= What you are asked to do =
Every line below that holds the string "三个代表" should be copied out.

= Extracted entries =
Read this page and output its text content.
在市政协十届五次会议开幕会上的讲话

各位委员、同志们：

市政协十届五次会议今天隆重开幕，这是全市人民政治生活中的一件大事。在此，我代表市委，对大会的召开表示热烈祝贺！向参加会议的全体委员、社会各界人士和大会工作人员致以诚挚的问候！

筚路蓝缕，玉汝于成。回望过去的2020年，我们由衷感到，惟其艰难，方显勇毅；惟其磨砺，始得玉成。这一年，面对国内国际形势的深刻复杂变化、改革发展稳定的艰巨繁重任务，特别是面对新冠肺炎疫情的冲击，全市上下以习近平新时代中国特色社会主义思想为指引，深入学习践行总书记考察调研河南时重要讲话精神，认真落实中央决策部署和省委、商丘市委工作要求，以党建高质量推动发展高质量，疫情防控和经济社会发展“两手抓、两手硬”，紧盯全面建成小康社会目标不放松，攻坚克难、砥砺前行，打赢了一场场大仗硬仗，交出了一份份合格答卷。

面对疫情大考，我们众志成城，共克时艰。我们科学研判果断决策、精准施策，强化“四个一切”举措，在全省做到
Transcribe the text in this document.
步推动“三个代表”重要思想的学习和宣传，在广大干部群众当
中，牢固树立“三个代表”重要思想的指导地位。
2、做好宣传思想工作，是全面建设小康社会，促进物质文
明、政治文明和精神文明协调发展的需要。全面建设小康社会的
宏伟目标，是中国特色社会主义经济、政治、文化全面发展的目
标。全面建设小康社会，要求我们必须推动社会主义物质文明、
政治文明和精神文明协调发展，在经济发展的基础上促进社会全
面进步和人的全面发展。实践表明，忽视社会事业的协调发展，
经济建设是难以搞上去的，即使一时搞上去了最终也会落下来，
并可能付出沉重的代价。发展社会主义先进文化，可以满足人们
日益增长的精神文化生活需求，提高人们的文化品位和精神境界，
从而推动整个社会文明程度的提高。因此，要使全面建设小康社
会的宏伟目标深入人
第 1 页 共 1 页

= Final result =
步推动“三个代表”重要思想的学习和宣传，在广大干部群众当
中，牢固树立“三个代表”重要思想的指导地位。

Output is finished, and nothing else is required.